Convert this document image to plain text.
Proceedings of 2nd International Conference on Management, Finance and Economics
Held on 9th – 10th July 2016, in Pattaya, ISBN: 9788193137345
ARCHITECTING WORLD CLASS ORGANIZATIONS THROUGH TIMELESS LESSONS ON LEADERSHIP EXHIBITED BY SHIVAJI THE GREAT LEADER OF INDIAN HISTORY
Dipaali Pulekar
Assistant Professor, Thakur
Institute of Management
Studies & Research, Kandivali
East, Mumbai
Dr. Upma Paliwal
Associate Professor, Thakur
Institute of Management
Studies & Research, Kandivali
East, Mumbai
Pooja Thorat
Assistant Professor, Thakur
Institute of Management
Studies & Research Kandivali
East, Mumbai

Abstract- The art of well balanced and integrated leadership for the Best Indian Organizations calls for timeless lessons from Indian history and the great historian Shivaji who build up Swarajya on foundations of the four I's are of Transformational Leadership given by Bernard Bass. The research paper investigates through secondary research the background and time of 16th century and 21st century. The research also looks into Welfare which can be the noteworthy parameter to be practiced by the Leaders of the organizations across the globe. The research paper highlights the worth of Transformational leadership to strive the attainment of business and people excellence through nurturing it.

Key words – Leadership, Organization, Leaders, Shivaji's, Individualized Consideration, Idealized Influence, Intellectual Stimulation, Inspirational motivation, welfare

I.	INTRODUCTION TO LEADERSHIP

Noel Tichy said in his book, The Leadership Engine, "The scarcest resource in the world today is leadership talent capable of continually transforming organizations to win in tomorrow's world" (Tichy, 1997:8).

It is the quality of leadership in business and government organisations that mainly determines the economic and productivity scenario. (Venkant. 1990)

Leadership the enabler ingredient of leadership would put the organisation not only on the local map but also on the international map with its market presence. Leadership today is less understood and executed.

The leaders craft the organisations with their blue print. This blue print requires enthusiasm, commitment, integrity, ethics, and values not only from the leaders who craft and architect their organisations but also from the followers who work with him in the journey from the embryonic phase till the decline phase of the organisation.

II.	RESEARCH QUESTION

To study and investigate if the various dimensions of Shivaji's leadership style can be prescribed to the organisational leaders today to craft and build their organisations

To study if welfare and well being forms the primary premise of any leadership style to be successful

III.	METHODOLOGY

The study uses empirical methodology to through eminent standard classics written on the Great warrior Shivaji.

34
+ + +
* What is needed *
Output the whole listing above again, word for word.

* Written reply *
Convert this document image to plain text.
Proceedings of 2nd International Conference on Management, Finance and Economics
Held on 9th – 10th July 2016, in Pattaya, ISBN: 9788193137345
ARCHITECTING WORLD CLASS ORGANIZATIONS THROUGH TIMELESS LESSONS ON LEADERSHIP EXHIBITED BY SHIVAJI THE GREAT LEADER OF INDIAN HISTORY
Dipaali Pulekar
Assistant Professor, Thakur
Institute of Management
Studies & Research, Kandivali
East, Mumbai
Dr. Upma Paliwal
Associate Professor, Thakur
Institute of Management
Studies & Research, Kandivali
East, Mumbai
Pooja Thorat
Assistant Professor, Thakur
Institute of Management
Studies & Research Kandivali
East, Mumbai

Abstract- The art of well balanced and integrated leadership for the Best Indian Organizations calls for timeless lessons from Indian history and the great historian Shivaji who build up Swarajya on foundations of the four I's are of Transformational Leadership given by Bernard Bass. The research paper investigates through secondary research the background and time of 16th century and 21st century. The research also looks into Welfare which can be the noteworthy parameter to be practiced by the Leaders of the organizations across the globe. The research paper highlights the worth of Transformational leadership to strive the attainment of business and people excellence through nurturing it.

Key words – Leadership, Organization, Leaders, Shivaji's, Individualized Consideration, Idealized Influence, Intellectual Stimulation, Inspirational motivation, welfare

I.	INTRODUCTION TO LEADERSHIP

Noel Tichy said in his book, The Leadership Engine, "The scarcest resource in the world today is leadership talent capable of continually transforming organizations to win in tomorrow's world" (Tichy, 1997:8).

It is the quality of leadership in business and government organisations that mainly determines the economic and productivity scenario. (Venkant. 1990)

Leadership the enabler ingredient of leadership would put the organisation not only on the local map but also on the international map with its market presence. Leadership today is less understood and executed.

The leaders craft the organisations with their blue print. This blue print requires enthusiasm, commitment, integrity, ethics, and values not only from the leaders who craft and architect their organisations but also from the followers who work with him in the journey from the embryonic phase till the decline phase of the organisation.

II.	RESEARCH QUESTION

To study and investigate if the various dimensions of Shivaji's leadership style can be prescribed to the organisational leaders today to craft and build their organisations

To study if welfare and well being forms the primary premise of any leadership style to be successful

III.	METHODOLOGY

The study uses empirical methodology to through eminent standard classics written on the Great warrior Shivaji.

34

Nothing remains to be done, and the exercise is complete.